(Dataset items)

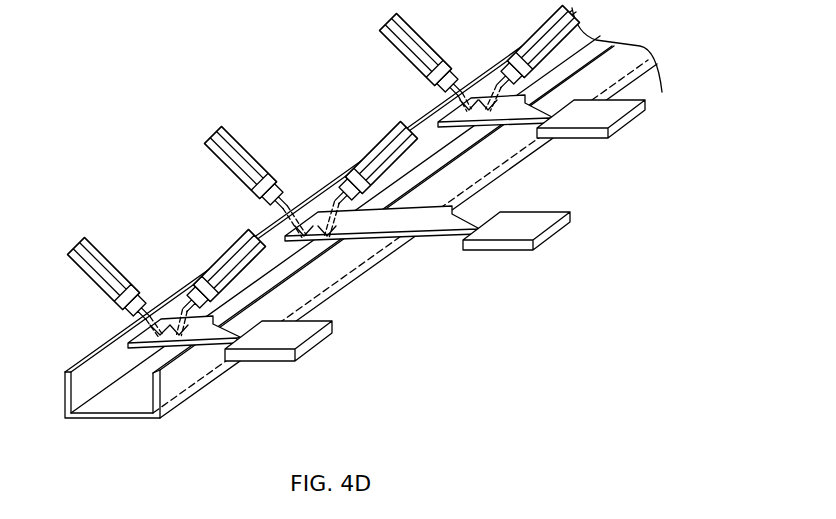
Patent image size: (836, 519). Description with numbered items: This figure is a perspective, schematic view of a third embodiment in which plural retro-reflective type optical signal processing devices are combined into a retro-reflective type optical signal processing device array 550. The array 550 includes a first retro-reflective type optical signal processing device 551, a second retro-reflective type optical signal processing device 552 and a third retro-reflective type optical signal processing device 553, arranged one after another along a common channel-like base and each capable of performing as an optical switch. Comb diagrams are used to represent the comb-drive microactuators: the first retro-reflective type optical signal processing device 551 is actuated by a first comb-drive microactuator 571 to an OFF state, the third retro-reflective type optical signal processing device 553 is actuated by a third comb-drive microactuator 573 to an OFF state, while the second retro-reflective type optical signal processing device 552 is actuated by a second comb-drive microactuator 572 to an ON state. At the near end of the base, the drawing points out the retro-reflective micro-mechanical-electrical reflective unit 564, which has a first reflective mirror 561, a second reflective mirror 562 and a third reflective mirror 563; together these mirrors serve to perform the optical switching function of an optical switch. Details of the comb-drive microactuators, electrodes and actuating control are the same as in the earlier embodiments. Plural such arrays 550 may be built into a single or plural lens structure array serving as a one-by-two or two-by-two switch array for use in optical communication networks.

The retro-reflective type optical signal processing device array 550 is at (146, 101).
The first retro-reflective type optical signal processing device 551 is at (80, 239).
The second retro-reflective type optical signal processing device 552 is at (202, 128).
The third retro-reflective type optical signal processing device 553 is at (378, 17).
The first reflective mirror 561 is at (152, 397).
The second reflective mirror 562 is at (85, 381).
The third reflective mirror 563 is at (113, 400).
The retro-reflective micro-mechanical-electrical reflective unit 564 is at (38, 301).
The first comb-drive microactuator 571 is at (283, 352).
The second comb-drive microactuator 572 is at (519, 246).
The third comb-drive microactuator 573 is at (589, 130).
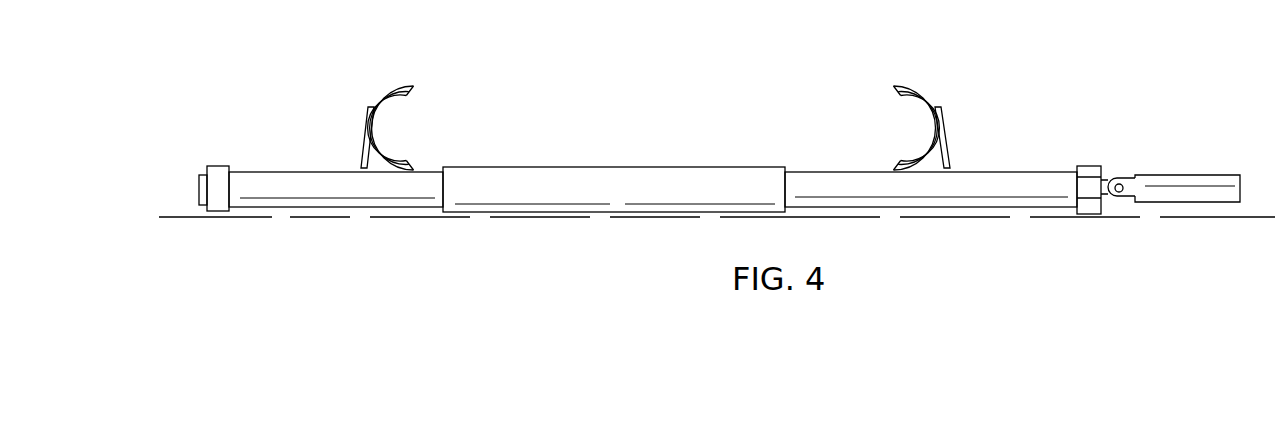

Task to carry out: Reproduce every line of the rows above word for word, omitting the pictures.

Solution to the exercise:
Patent image size: (836, 519). Description with numbered items: This figure is a perspective, schematic view of a third embodiment in which plural retro-reflective type optical signal processing devices are combined into a retro-reflective type optical signal processing device array 550. The array 550 includes a first retro-reflective type optical signal processing device 551, a second retro-reflective type optical signal processing device 552 and a third retro-reflective type optical signal processing device 553, arranged one after another along a common channel-like base and each capable of performing as an optical switch. Comb diagrams are used to represent the comb-drive microactuators: the first retro-reflective type optical signal processing device 551 is actuated by a first comb-drive microactuator 571 to an OFF state, the third retro-reflective type optical signal processing device 553 is actuated by a third comb-drive microactuator 573 to an OFF state, while the second retro-reflective type optical signal processing device 552 is actuated by a second comb-drive microactuator 572 to an ON state. At the near end of the base, the drawing points out the retro-reflective micro-mechanical-electrical reflective unit 564, which has a first reflective mirror 561, a second reflective mirror 562 and a third reflective mirror 563; together these mirrors serve to perform the optical switching function of an optical switch. Details of the comb-drive microactuators, electrodes and actuating control are the same as in the earlier embodiments. Plural such arrays 550 may be built into a single or plural lens structure array serving as a one-by-two or two-by-two switch array for use in optical communication networks.

The retro-reflective type optical signal processing device array 550 is at (146, 101).
The first retro-reflective type optical signal processing device 551 is at (80, 239).
The second retro-reflective type optical signal processing device 552 is at (202, 128).
The third retro-reflective type optical signal processing device 553 is at (378, 17).
The first reflective mirror 561 is at (152, 397).
The second reflective mirror 562 is at (85, 381).
The third reflective mirror 563 is at (113, 400).
The retro-reflective micro-mechanical-electrical reflective unit 564 is at (38, 301).
The first comb-drive microactuator 571 is at (283, 352).
The second comb-drive microactuator 572 is at (519, 246).
The third comb-drive microactuator 573 is at (589, 130).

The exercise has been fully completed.